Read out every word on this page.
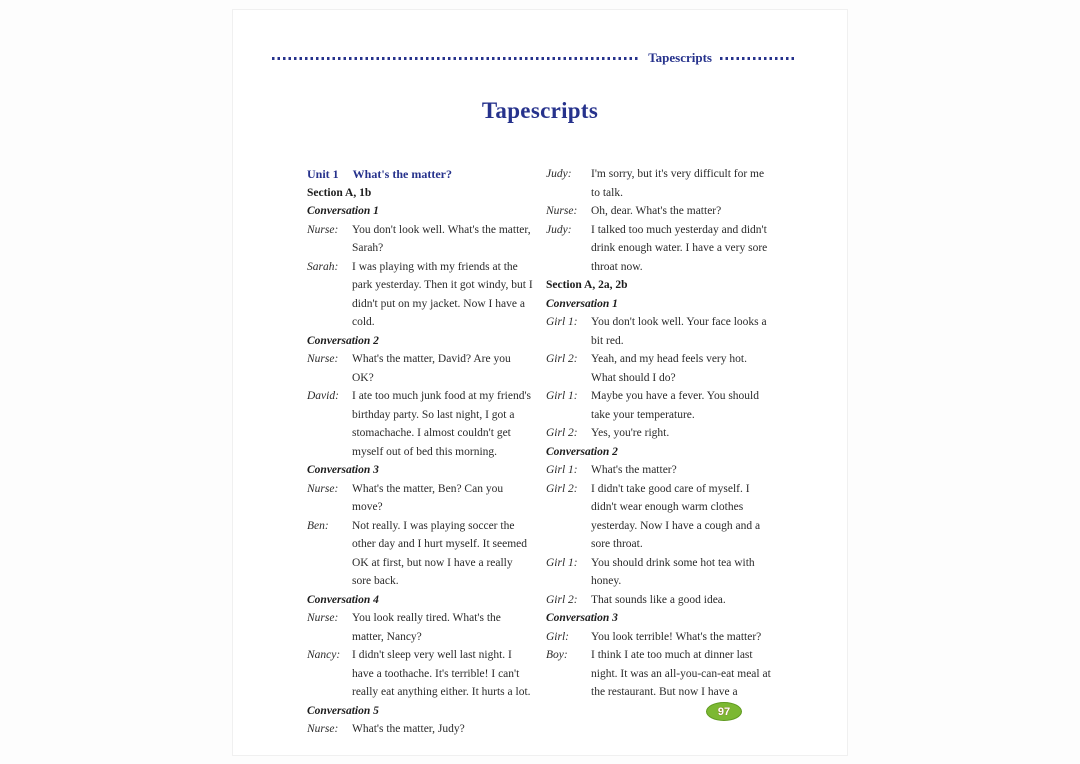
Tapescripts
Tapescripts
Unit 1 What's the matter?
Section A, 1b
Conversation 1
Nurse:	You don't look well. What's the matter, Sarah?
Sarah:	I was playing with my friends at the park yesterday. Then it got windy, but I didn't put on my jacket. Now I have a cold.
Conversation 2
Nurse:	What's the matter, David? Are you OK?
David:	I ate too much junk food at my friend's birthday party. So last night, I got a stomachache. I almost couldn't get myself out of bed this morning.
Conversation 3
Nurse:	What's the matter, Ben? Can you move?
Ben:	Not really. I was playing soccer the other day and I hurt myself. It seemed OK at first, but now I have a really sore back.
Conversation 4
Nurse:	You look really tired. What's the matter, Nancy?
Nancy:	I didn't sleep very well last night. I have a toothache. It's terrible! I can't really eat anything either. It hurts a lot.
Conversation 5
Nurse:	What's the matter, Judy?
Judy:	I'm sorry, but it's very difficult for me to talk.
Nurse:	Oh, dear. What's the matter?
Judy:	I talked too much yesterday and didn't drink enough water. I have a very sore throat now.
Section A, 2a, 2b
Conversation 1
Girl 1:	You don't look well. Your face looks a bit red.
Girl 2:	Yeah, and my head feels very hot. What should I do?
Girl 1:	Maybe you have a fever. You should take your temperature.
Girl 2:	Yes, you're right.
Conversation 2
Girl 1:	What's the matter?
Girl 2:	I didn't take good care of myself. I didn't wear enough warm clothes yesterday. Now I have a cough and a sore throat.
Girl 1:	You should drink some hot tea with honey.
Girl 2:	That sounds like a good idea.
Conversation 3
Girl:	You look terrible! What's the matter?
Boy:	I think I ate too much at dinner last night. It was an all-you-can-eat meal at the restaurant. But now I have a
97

| INSTRUCTIONS FOR THE TASK |
Omit the pictures. Transcribe every record exactly.

| EXPECTED OUTPUT |
Read out every word on this page.
Tapescripts
Tapescripts
Unit 1 What's the matter?
Section A, 1b
Conversation 1
Nurse:	You don't look well. What's the matter, Sarah?
Sarah:	I was playing with my friends at the park yesterday. Then it got windy, but I didn't put on my jacket. Now I have a cold.
Conversation 2
Nurse:	What's the matter, David? Are you OK?
David:	I ate too much junk food at my friend's birthday party. So last night, I got a stomachache. I almost couldn't get myself out of bed this morning.
Conversation 3
Nurse:	What's the matter, Ben? Can you move?
Ben:	Not really. I was playing soccer the other day and I hurt myself. It seemed OK at first, but now I have a really sore back.
Conversation 4
Nurse:	You look really tired. What's the matter, Nancy?
Nancy:	I didn't sleep very well last night. I have a toothache. It's terrible! I can't really eat anything either. It hurts a lot.
Conversation 5
Nurse:	What's the matter, Judy?
Judy:	I'm sorry, but it's very difficult for me to talk.
Nurse:	Oh, dear. What's the matter?
Judy:	I talked too much yesterday and didn't drink enough water. I have a very sore throat now.
Section A, 2a, 2b
Conversation 1
Girl 1:	You don't look well. Your face looks a bit red.
Girl 2:	Yeah, and my head feels very hot. What should I do?
Girl 1:	Maybe you have a fever. You should take your temperature.
Girl 2:	Yes, you're right.
Conversation 2
Girl 1:	What's the matter?
Girl 2:	I didn't take good care of myself. I didn't wear enough warm clothes yesterday. Now I have a cough and a sore throat.
Girl 1:	You should drink some hot tea with honey.
Girl 2:	That sounds like a good idea.
Conversation 3
Girl:	You look terrible! What's the matter?
Boy:	I think I ate too much at dinner last night. It was an all-you-can-eat meal at the restaurant. But now I have a
97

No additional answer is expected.